Exercise inputs
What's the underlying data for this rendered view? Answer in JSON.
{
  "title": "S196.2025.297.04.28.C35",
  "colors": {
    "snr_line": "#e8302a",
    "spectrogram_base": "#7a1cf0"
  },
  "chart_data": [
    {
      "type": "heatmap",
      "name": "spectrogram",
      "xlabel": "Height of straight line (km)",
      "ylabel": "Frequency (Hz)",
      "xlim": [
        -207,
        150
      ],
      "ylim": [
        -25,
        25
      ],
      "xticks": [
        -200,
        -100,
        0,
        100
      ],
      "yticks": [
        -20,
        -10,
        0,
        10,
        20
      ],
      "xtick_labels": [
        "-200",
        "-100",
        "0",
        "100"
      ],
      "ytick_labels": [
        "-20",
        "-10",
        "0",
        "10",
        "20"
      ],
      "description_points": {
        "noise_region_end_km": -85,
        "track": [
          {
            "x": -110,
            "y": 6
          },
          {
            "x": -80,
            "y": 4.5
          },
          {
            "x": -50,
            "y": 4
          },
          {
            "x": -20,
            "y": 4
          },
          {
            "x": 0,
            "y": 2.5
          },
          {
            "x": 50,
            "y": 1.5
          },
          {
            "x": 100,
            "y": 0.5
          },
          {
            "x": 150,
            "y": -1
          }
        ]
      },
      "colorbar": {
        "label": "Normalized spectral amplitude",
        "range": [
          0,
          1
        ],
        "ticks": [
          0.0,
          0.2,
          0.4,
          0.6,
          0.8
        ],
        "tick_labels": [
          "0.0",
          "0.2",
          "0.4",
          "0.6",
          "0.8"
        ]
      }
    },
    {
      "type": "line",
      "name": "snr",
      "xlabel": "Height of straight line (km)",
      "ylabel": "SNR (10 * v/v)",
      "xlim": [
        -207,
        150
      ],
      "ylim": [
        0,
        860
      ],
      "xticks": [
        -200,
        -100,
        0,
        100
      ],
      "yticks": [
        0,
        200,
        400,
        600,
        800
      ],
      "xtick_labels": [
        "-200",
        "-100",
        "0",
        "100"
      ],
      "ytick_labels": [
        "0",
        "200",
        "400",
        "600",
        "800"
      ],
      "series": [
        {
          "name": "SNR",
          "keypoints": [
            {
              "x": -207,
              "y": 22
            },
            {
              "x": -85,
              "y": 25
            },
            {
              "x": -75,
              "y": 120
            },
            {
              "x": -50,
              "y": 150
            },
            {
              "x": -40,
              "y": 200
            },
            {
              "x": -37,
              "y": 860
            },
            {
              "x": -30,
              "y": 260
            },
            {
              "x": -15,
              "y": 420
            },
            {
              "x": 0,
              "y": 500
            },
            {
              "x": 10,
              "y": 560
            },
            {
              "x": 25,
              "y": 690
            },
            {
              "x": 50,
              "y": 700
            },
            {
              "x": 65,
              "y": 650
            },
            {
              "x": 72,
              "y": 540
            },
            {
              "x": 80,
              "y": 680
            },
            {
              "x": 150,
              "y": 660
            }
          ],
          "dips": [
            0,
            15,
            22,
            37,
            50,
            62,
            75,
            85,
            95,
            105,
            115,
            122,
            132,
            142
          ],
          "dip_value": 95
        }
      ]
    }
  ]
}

Problem statement
Every line in the data that holds "ylabel" should be copied out.

Solution to the exercise
      "ylabel": "Frequency (Hz)",
      "ylabel": "SNR (10 * v/v)",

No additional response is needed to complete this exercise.